— start Extracted material —
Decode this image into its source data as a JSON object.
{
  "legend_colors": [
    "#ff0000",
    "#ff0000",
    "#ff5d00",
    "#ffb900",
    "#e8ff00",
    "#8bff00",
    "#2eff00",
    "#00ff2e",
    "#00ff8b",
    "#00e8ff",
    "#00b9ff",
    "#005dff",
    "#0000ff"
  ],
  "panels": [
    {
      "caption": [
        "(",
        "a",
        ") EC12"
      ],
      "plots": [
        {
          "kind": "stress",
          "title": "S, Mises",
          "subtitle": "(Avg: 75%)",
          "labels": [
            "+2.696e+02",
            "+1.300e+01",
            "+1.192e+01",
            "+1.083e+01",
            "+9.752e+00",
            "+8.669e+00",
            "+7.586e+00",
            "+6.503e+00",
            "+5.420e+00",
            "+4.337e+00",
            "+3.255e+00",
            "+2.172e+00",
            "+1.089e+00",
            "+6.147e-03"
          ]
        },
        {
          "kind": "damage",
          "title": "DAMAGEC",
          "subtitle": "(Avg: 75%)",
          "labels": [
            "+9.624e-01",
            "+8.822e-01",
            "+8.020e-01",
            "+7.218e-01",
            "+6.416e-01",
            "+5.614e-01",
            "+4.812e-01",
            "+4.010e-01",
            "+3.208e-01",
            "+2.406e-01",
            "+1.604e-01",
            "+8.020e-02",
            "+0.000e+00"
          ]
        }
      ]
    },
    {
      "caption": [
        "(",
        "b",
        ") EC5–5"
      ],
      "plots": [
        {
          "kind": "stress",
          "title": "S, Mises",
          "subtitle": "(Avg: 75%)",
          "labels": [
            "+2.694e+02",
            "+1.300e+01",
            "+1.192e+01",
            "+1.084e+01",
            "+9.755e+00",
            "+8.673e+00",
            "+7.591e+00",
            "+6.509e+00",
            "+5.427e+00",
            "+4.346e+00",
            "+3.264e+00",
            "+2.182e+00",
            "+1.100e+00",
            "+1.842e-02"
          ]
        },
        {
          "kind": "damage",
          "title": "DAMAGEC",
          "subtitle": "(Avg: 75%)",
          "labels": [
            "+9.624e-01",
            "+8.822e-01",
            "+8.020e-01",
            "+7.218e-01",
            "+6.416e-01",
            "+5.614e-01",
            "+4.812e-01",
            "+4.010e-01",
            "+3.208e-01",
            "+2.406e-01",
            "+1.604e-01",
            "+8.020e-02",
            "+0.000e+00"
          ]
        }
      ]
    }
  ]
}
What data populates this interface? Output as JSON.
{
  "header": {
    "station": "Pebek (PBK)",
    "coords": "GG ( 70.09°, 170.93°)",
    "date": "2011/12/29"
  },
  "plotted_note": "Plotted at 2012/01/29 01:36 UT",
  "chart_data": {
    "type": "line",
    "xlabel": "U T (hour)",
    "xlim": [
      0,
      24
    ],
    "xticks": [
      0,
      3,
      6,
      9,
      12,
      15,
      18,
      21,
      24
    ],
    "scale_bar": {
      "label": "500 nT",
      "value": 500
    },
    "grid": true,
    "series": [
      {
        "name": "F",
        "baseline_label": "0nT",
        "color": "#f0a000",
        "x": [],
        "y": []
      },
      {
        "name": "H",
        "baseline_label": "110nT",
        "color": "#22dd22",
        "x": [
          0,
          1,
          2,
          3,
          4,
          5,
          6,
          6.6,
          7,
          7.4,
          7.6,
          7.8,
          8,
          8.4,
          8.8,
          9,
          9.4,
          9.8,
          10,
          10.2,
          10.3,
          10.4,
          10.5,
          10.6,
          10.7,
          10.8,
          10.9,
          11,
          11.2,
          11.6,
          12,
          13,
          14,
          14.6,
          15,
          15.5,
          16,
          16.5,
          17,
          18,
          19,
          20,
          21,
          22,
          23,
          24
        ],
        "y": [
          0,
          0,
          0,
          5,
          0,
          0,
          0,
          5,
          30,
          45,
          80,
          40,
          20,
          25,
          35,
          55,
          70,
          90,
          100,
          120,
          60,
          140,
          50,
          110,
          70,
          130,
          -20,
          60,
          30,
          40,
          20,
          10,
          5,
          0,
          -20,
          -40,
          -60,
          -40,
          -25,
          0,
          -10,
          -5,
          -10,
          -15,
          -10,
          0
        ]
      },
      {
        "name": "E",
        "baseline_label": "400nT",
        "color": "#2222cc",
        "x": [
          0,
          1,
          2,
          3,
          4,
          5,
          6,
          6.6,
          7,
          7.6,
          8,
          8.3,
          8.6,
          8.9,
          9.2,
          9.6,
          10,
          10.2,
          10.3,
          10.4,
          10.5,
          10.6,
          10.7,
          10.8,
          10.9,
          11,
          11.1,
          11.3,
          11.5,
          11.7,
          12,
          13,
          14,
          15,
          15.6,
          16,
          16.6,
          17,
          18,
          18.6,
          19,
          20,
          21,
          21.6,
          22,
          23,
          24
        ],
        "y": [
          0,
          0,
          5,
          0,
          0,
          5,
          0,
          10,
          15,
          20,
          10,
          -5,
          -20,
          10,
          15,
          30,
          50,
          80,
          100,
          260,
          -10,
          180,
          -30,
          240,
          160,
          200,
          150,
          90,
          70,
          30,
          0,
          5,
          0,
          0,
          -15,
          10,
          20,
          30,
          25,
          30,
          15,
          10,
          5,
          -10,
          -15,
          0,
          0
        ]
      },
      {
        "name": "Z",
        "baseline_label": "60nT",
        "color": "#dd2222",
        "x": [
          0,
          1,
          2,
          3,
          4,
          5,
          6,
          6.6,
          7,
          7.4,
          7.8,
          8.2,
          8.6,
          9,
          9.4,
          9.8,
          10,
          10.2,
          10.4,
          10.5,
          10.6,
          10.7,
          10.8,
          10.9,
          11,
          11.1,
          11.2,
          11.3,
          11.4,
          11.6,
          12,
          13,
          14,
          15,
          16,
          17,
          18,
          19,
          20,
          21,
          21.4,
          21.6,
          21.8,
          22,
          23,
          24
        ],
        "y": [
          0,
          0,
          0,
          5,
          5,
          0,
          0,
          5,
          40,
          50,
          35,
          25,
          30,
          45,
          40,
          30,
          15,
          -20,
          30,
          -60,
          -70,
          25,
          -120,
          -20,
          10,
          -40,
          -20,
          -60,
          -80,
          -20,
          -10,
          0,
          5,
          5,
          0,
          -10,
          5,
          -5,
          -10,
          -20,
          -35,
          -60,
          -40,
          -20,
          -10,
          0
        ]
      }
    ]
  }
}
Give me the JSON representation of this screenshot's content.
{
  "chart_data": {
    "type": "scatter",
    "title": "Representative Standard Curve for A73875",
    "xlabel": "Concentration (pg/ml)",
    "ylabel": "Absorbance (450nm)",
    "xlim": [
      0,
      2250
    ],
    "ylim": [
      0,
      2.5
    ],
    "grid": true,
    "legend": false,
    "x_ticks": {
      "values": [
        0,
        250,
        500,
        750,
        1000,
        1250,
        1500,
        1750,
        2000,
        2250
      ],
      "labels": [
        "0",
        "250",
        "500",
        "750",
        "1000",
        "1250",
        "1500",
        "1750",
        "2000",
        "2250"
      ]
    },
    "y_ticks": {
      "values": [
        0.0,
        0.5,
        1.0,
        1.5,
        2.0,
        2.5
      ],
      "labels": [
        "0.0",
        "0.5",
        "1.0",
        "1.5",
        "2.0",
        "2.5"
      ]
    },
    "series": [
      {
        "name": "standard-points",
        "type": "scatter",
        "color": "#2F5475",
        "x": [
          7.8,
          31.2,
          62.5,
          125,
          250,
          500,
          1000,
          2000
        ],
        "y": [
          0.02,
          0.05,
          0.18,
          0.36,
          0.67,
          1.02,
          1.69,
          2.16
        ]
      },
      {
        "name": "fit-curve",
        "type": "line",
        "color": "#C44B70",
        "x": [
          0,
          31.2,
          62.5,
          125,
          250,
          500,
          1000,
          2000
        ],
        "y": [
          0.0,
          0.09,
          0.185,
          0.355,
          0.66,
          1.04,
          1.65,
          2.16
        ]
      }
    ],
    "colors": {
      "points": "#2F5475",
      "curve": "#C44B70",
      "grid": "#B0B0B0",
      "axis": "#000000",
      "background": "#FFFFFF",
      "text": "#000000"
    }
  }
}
— end Extracted material —
Show the lines where the word "type" appears in the entries.

    "type": "line",
    "type": "scatter",
        "type": "scatter",
        "type": "line",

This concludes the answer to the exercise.